What is expected: Leave the pictures out. Return all other data exactly.

(Stored data)
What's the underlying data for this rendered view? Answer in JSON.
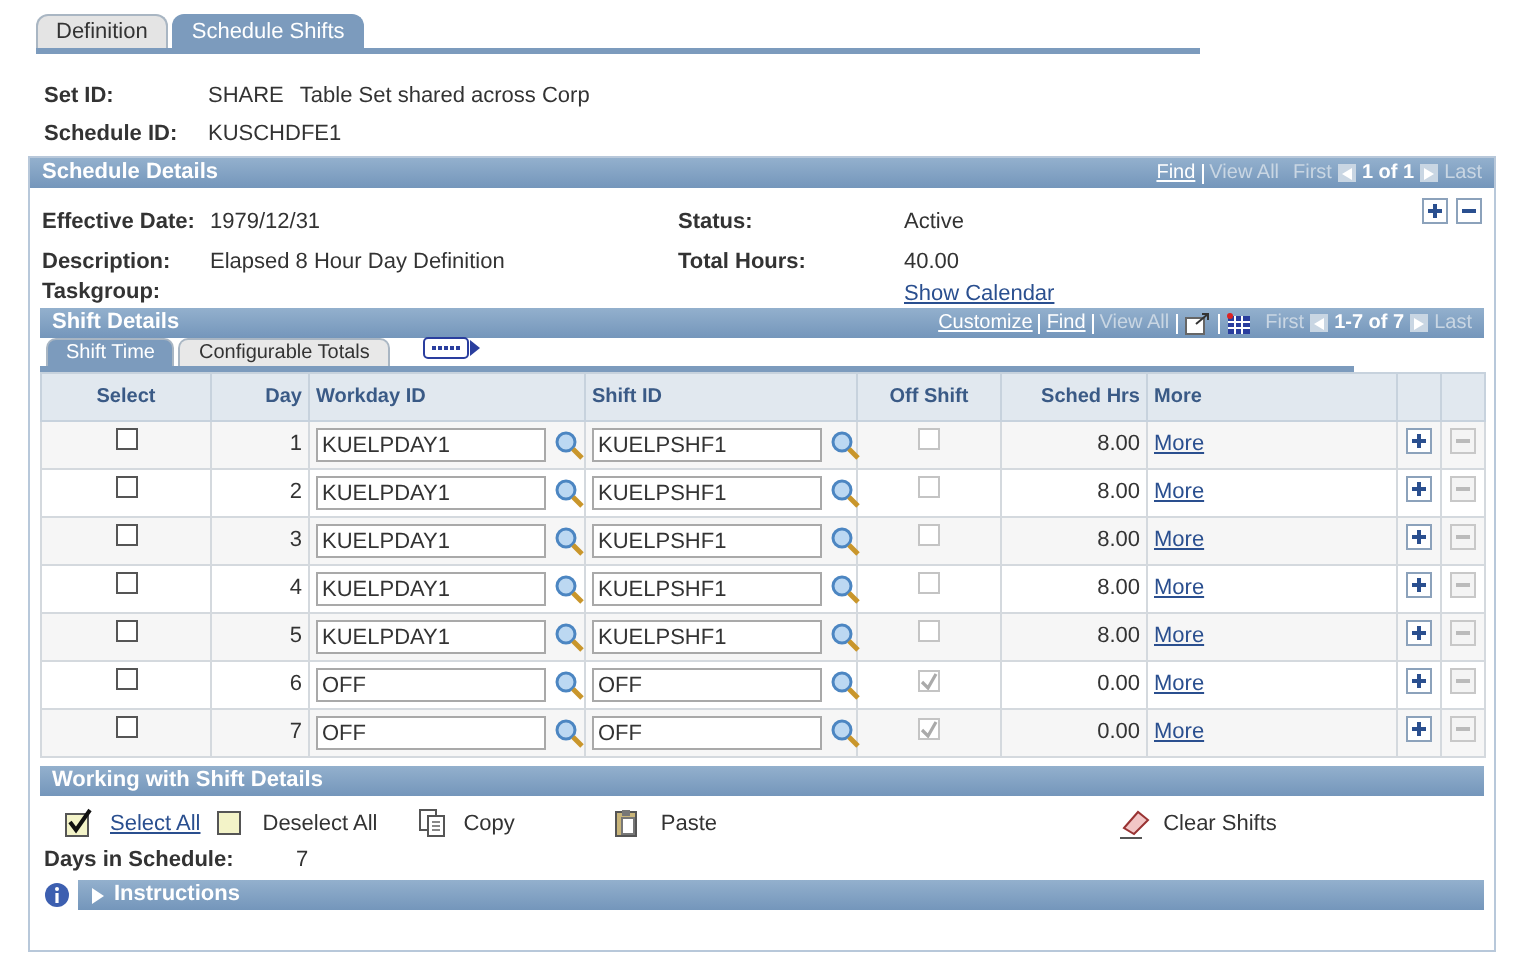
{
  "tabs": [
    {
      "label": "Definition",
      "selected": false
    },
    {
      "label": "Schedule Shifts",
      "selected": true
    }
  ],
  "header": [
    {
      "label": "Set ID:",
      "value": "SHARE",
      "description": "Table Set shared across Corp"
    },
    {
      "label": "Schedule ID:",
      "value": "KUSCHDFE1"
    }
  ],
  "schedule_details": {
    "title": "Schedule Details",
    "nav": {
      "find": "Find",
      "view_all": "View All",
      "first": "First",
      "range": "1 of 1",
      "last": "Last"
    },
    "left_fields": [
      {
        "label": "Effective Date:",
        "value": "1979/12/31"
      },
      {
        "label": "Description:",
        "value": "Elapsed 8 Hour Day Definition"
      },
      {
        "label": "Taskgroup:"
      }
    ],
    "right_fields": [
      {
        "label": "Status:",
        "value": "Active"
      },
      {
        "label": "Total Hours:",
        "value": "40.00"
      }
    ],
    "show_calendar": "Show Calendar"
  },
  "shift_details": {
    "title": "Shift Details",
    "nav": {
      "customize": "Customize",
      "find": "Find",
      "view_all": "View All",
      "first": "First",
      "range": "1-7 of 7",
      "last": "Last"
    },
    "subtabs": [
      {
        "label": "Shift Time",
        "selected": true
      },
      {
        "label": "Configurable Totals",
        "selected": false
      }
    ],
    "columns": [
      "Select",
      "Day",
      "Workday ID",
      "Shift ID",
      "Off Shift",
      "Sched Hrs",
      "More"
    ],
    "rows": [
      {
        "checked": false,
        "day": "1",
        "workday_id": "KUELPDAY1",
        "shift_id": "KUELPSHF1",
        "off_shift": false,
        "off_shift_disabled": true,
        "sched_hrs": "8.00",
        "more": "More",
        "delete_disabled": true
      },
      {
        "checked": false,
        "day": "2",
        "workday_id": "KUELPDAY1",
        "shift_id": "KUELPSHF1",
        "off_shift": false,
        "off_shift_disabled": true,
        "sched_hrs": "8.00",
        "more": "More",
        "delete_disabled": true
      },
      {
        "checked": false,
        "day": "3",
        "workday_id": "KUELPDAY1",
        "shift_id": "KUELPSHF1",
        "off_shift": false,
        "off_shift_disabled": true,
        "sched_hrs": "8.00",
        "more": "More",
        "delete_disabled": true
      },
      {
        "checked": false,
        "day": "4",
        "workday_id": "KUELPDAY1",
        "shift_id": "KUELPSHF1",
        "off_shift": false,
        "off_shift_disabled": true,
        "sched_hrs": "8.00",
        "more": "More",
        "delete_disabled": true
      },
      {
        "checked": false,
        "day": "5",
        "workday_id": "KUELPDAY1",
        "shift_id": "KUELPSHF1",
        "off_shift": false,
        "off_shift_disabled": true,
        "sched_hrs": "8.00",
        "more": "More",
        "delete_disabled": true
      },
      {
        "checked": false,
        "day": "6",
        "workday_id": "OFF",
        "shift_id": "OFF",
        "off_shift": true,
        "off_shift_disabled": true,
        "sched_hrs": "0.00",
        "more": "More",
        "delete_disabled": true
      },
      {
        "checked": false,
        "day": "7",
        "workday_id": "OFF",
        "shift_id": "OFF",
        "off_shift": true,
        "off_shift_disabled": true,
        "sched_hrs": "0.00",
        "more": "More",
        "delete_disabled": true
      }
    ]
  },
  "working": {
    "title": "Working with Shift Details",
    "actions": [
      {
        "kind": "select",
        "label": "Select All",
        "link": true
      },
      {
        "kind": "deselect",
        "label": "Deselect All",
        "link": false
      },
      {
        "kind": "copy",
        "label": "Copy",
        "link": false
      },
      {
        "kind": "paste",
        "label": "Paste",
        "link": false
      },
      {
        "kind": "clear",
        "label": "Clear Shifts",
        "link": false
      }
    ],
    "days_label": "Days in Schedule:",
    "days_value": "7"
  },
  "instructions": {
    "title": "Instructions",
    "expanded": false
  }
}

Response for this exercise:
What's the underlying data for this rendered view? Answer in JSON.
{
  "tabs": [
    {
      "label": "Definition",
      "selected": false
    },
    {
      "label": "Schedule Shifts",
      "selected": true
    }
  ],
  "header": [
    {
      "label": "Set ID:",
      "value": "SHARE",
      "description": "Table Set shared across Corp"
    },
    {
      "label": "Schedule ID:",
      "value": "KUSCHDFE1"
    }
  ],
  "schedule_details": {
    "title": "Schedule Details",
    "nav": {
      "find": "Find",
      "view_all": "View All",
      "first": "First",
      "range": "1 of 1",
      "last": "Last"
    },
    "left_fields": [
      {
        "label": "Effective Date:",
        "value": "1979/12/31"
      },
      {
        "label": "Description:",
        "value": "Elapsed 8 Hour Day Definition"
      },
      {
        "label": "Taskgroup:"
      }
    ],
    "right_fields": [
      {
        "label": "Status:",
        "value": "Active"
      },
      {
        "label": "Total Hours:",
        "value": "40.00"
      }
    ],
    "show_calendar": "Show Calendar"
  },
  "shift_details": {
    "title": "Shift Details",
    "nav": {
      "customize": "Customize",
      "find": "Find",
      "view_all": "View All",
      "first": "First",
      "range": "1-7 of 7",
      "last": "Last"
    },
    "subtabs": [
      {
        "label": "Shift Time",
        "selected": true
      },
      {
        "label": "Configurable Totals",
        "selected": false
      }
    ],
    "columns": [
      "Select",
      "Day",
      "Workday ID",
      "Shift ID",
      "Off Shift",
      "Sched Hrs",
      "More"
    ],
    "rows": [
      {
        "checked": false,
        "day": "1",
        "workday_id": "KUELPDAY1",
        "shift_id": "KUELPSHF1",
        "off_shift": false,
        "off_shift_disabled": true,
        "sched_hrs": "8.00",
        "more": "More",
        "delete_disabled": true
      },
      {
        "checked": false,
        "day": "2",
        "workday_id": "KUELPDAY1",
        "shift_id": "KUELPSHF1",
        "off_shift": false,
        "off_shift_disabled": true,
        "sched_hrs": "8.00",
        "more": "More",
        "delete_disabled": true
      },
      {
        "checked": false,
        "day": "3",
        "workday_id": "KUELPDAY1",
        "shift_id": "KUELPSHF1",
        "off_shift": false,
        "off_shift_disabled": true,
        "sched_hrs": "8.00",
        "more": "More",
        "delete_disabled": true
      },
      {
        "checked": false,
        "day": "4",
        "workday_id": "KUELPDAY1",
        "shift_id": "KUELPSHF1",
        "off_shift": false,
        "off_shift_disabled": true,
        "sched_hrs": "8.00",
        "more": "More",
        "delete_disabled": true
      },
      {
        "checked": false,
        "day": "5",
        "workday_id": "KUELPDAY1",
        "shift_id": "KUELPSHF1",
        "off_shift": false,
        "off_shift_disabled": true,
        "sched_hrs": "8.00",
        "more": "More",
        "delete_disabled": true
      },
      {
        "checked": false,
        "day": "6",
        "workday_id": "OFF",
        "shift_id": "OFF",
        "off_shift": true,
        "off_shift_disabled": true,
        "sched_hrs": "0.00",
        "more": "More",
        "delete_disabled": true
      },
      {
        "checked": false,
        "day": "7",
        "workday_id": "OFF",
        "shift_id": "OFF",
        "off_shift": true,
        "off_shift_disabled": true,
        "sched_hrs": "0.00",
        "more": "More",
        "delete_disabled": true
      }
    ]
  },
  "working": {
    "title": "Working with Shift Details",
    "actions": [
      {
        "kind": "select",
        "label": "Select All",
        "link": true
      },
      {
        "kind": "deselect",
        "label": "Deselect All",
        "link": false
      },
      {
        "kind": "copy",
        "label": "Copy",
        "link": false
      },
      {
        "kind": "paste",
        "label": "Paste",
        "link": false
      },
      {
        "kind": "clear",
        "label": "Clear Shifts",
        "link": false
      }
    ],
    "days_label": "Days in Schedule:",
    "days_value": "7"
  },
  "instructions": {
    "title": "Instructions",
    "expanded": false
  }
}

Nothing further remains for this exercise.